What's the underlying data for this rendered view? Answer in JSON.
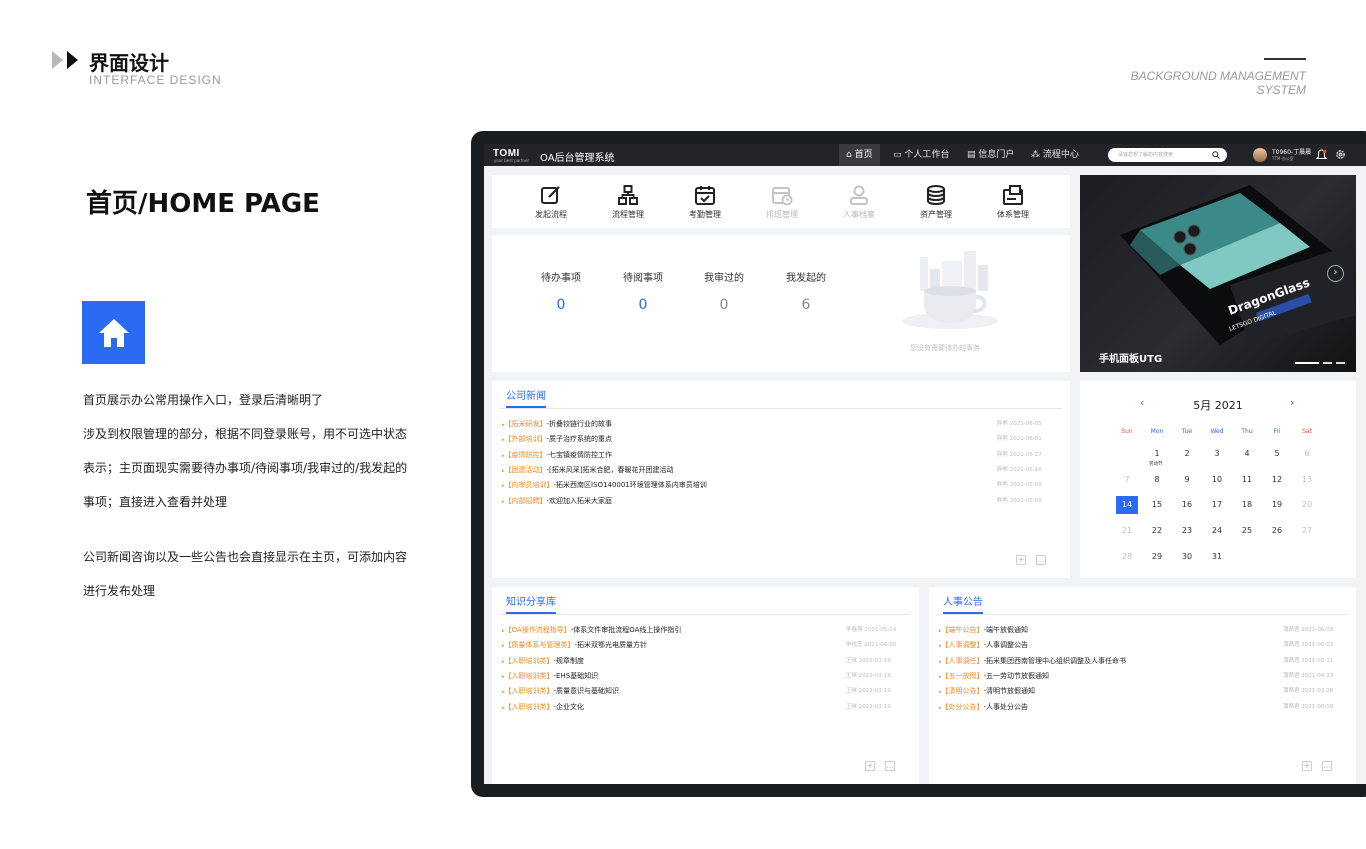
{
  "header": {
    "title": "界面设计",
    "subtitle": "INTERFACE DESIGN",
    "right_text": "BACKGROUND MANAGEMENT SYSTEM"
  },
  "page_title": "首页/HOME PAGE",
  "description": [
    "首页展示办公常用操作入口，登录后清晰明了",
    "涉及到权限管理的部分，根据不同登录账号，用不可选中状态",
    "表示；主页面现实需要待办事项/待阅事项/我审过的/我发起的",
    "事项；直接进入查看并处理",
    "公司新闻咨询以及一些公告也会直接显示在主页，可添加内容",
    "进行发布处理"
  ],
  "app": {
    "logo": "TOMI",
    "logo_tag": "your best partner",
    "name": "OA后台管理系统",
    "nav": [
      "首页",
      "个人工作台",
      "信息门户",
      "流程中心"
    ],
    "search_placeholder": "请输您想了解的内容搜索",
    "user_name": "T0960-丁晨晨",
    "user_dept": "TTM-办公室",
    "accent": "#2b6bf3",
    "tag_color": "#f08a24"
  },
  "quick_actions": [
    {
      "label": "发起流程",
      "icon": "edit-icon",
      "enabled": true
    },
    {
      "label": "流程管理",
      "icon": "flow-icon",
      "enabled": true
    },
    {
      "label": "考勤管理",
      "icon": "calendar-check-icon",
      "enabled": true
    },
    {
      "label": "排班管理",
      "icon": "schedule-icon",
      "enabled": false
    },
    {
      "label": "人事档案",
      "icon": "person-icon",
      "enabled": false
    },
    {
      "label": "资产管理",
      "icon": "database-icon",
      "enabled": true
    },
    {
      "label": "体系管理",
      "icon": "system-icon",
      "enabled": true
    }
  ],
  "stats": [
    {
      "label": "待办事项",
      "value": "0"
    },
    {
      "label": "待阅事项",
      "value": "0"
    },
    {
      "label": "我审过的",
      "value": "0"
    },
    {
      "label": "我发起的",
      "value": "6"
    }
  ],
  "empty_text": "您没有需要待办的事务",
  "banner": {
    "caption": "手机面板UTG",
    "product_text": "DragonGlass",
    "product_sub": "LETSGO DIGITAL"
  },
  "news": {
    "title": "公司新闻",
    "items": [
      {
        "tag": "【拓米研发】",
        "text": "-折叠铰链行业的故事",
        "meta": "胖熊 2021-06-05"
      },
      {
        "tag": "【外部培训】",
        "text": "-质子治疗系统的重点",
        "meta": "胖熊 2021-06-01"
      },
      {
        "tag": "【疫情防控】",
        "text": "-七宝镇疫情防控工作",
        "meta": "胖熊 2021-05-27"
      },
      {
        "tag": "【团建活动】",
        "text": "-[拓米风采]拓米合肥，春暖花开团建活动",
        "meta": "胖熊 2021-05-16"
      },
      {
        "tag": "【内审员培训】",
        "text": "-拓米西南区ISO140001环境管理体系内审员培训",
        "meta": "胖熊 2021-05-09"
      },
      {
        "tag": "【内部招聘】",
        "text": "-欢迎加入拓米大家庭",
        "meta": "胖熊 2021-05-09"
      }
    ]
  },
  "calendar": {
    "month_label": "5月 2021",
    "weekdays": [
      "Sun",
      "Mon",
      "Tue",
      "Wed",
      "Thu",
      "Fri",
      "Sat"
    ],
    "note": "劳动节",
    "selected": "14",
    "rows": [
      [
        "",
        "1",
        "2",
        "3",
        "4",
        "5",
        "6"
      ],
      [
        "7",
        "8",
        "9",
        "10",
        "11",
        "12",
        "13"
      ],
      [
        "14",
        "15",
        "16",
        "17",
        "18",
        "19",
        "20"
      ],
      [
        "21",
        "22",
        "23",
        "24",
        "25",
        "26",
        "27"
      ],
      [
        "28",
        "29",
        "30",
        "31",
        "",
        "",
        ""
      ]
    ]
  },
  "knowledge": {
    "title": "知识分享库",
    "items": [
      {
        "tag": "【OA操作流程指导】",
        "text": "-体系文件审批流程OA线上操作指引",
        "meta": "李春燕 2021-05-14"
      },
      {
        "tag": "【质量体系与管理类】",
        "text": "-拓米双鄂光电质量方针",
        "meta": "申桂芝 2021-04-20"
      },
      {
        "tag": "【入职培训类】",
        "text": "-规章制度",
        "meta": "王咪 2021-03-19"
      },
      {
        "tag": "【入职培训类】",
        "text": "-EHS基础知识",
        "meta": "王咪 2021-03-19"
      },
      {
        "tag": "【入职培训类】",
        "text": "-质量意识与基础知识",
        "meta": "王咪 2021-03-19"
      },
      {
        "tag": "【入职培训类】",
        "text": "-企业文化",
        "meta": "王咪 2021-03-19"
      }
    ]
  },
  "hr_notices": {
    "title": "人事公告",
    "items": [
      {
        "tag": "【端午公告】",
        "text": "-端午放假通知",
        "meta": "蒲茜君 2021-06-09"
      },
      {
        "tag": "【人事调整】",
        "text": "-人事调整公告",
        "meta": "蒲茜君 2021-06-03"
      },
      {
        "tag": "【人事调任】",
        "text": "-拓米集团西南管理中心组织调整及人事任命书",
        "meta": "蒲茜君 2021-05-11"
      },
      {
        "tag": "【五一放假】",
        "text": "-五一劳动节放假通知",
        "meta": "蒲茜君 2021-04-23"
      },
      {
        "tag": "【清明公告】",
        "text": "-清明节放假通知",
        "meta": "蒲茜君 2021-03-26"
      },
      {
        "tag": "【处分公告】",
        "text": "-人事处分公告",
        "meta": "蒲茜君 2021-06-09"
      }
    ]
  }
}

- PROBLEM DESCRIPTION -
Transcribe the material exactly, leaving every picture out.

- ANSWER FOR THIS EXERCISE -
What's the underlying data for this rendered view? Answer in JSON.
{
  "header": {
    "title": "界面设计",
    "subtitle": "INTERFACE DESIGN",
    "right_text": "BACKGROUND MANAGEMENT SYSTEM"
  },
  "page_title": "首页/HOME PAGE",
  "description": [
    "首页展示办公常用操作入口，登录后清晰明了",
    "涉及到权限管理的部分，根据不同登录账号，用不可选中状态",
    "表示；主页面现实需要待办事项/待阅事项/我审过的/我发起的",
    "事项；直接进入查看并处理",
    "公司新闻咨询以及一些公告也会直接显示在主页，可添加内容",
    "进行发布处理"
  ],
  "app": {
    "logo": "TOMI",
    "logo_tag": "your best partner",
    "name": "OA后台管理系统",
    "nav": [
      "首页",
      "个人工作台",
      "信息门户",
      "流程中心"
    ],
    "search_placeholder": "请输您想了解的内容搜索",
    "user_name": "T0960-丁晨晨",
    "user_dept": "TTM-办公室",
    "accent": "#2b6bf3",
    "tag_color": "#f08a24"
  },
  "quick_actions": [
    {
      "label": "发起流程",
      "icon": "edit-icon",
      "enabled": true
    },
    {
      "label": "流程管理",
      "icon": "flow-icon",
      "enabled": true
    },
    {
      "label": "考勤管理",
      "icon": "calendar-check-icon",
      "enabled": true
    },
    {
      "label": "排班管理",
      "icon": "schedule-icon",
      "enabled": false
    },
    {
      "label": "人事档案",
      "icon": "person-icon",
      "enabled": false
    },
    {
      "label": "资产管理",
      "icon": "database-icon",
      "enabled": true
    },
    {
      "label": "体系管理",
      "icon": "system-icon",
      "enabled": true
    }
  ],
  "stats": [
    {
      "label": "待办事项",
      "value": "0"
    },
    {
      "label": "待阅事项",
      "value": "0"
    },
    {
      "label": "我审过的",
      "value": "0"
    },
    {
      "label": "我发起的",
      "value": "6"
    }
  ],
  "empty_text": "您没有需要待办的事务",
  "banner": {
    "caption": "手机面板UTG",
    "product_text": "DragonGlass",
    "product_sub": "LETSGO DIGITAL"
  },
  "news": {
    "title": "公司新闻",
    "items": [
      {
        "tag": "【拓米研发】",
        "text": "-折叠铰链行业的故事",
        "meta": "胖熊 2021-06-05"
      },
      {
        "tag": "【外部培训】",
        "text": "-质子治疗系统的重点",
        "meta": "胖熊 2021-06-01"
      },
      {
        "tag": "【疫情防控】",
        "text": "-七宝镇疫情防控工作",
        "meta": "胖熊 2021-05-27"
      },
      {
        "tag": "【团建活动】",
        "text": "-[拓米风采]拓米合肥，春暖花开团建活动",
        "meta": "胖熊 2021-05-16"
      },
      {
        "tag": "【内审员培训】",
        "text": "-拓米西南区ISO140001环境管理体系内审员培训",
        "meta": "胖熊 2021-05-09"
      },
      {
        "tag": "【内部招聘】",
        "text": "-欢迎加入拓米大家庭",
        "meta": "胖熊 2021-05-09"
      }
    ]
  },
  "calendar": {
    "month_label": "5月 2021",
    "weekdays": [
      "Sun",
      "Mon",
      "Tue",
      "Wed",
      "Thu",
      "Fri",
      "Sat"
    ],
    "note": "劳动节",
    "selected": "14",
    "rows": [
      [
        "",
        "1",
        "2",
        "3",
        "4",
        "5",
        "6"
      ],
      [
        "7",
        "8",
        "9",
        "10",
        "11",
        "12",
        "13"
      ],
      [
        "14",
        "15",
        "16",
        "17",
        "18",
        "19",
        "20"
      ],
      [
        "21",
        "22",
        "23",
        "24",
        "25",
        "26",
        "27"
      ],
      [
        "28",
        "29",
        "30",
        "31",
        "",
        "",
        ""
      ]
    ]
  },
  "knowledge": {
    "title": "知识分享库",
    "items": [
      {
        "tag": "【OA操作流程指导】",
        "text": "-体系文件审批流程OA线上操作指引",
        "meta": "李春燕 2021-05-14"
      },
      {
        "tag": "【质量体系与管理类】",
        "text": "-拓米双鄂光电质量方针",
        "meta": "申桂芝 2021-04-20"
      },
      {
        "tag": "【入职培训类】",
        "text": "-规章制度",
        "meta": "王咪 2021-03-19"
      },
      {
        "tag": "【入职培训类】",
        "text": "-EHS基础知识",
        "meta": "王咪 2021-03-19"
      },
      {
        "tag": "【入职培训类】",
        "text": "-质量意识与基础知识",
        "meta": "王咪 2021-03-19"
      },
      {
        "tag": "【入职培训类】",
        "text": "-企业文化",
        "meta": "王咪 2021-03-19"
      }
    ]
  },
  "hr_notices": {
    "title": "人事公告",
    "items": [
      {
        "tag": "【端午公告】",
        "text": "-端午放假通知",
        "meta": "蒲茜君 2021-06-09"
      },
      {
        "tag": "【人事调整】",
        "text": "-人事调整公告",
        "meta": "蒲茜君 2021-06-03"
      },
      {
        "tag": "【人事调任】",
        "text": "-拓米集团西南管理中心组织调整及人事任命书",
        "meta": "蒲茜君 2021-05-11"
      },
      {
        "tag": "【五一放假】",
        "text": "-五一劳动节放假通知",
        "meta": "蒲茜君 2021-04-23"
      },
      {
        "tag": "【清明公告】",
        "text": "-清明节放假通知",
        "meta": "蒲茜君 2021-03-26"
      },
      {
        "tag": "【处分公告】",
        "text": "-人事处分公告",
        "meta": "蒲茜君 2021-06-09"
      }
    ]
  }
}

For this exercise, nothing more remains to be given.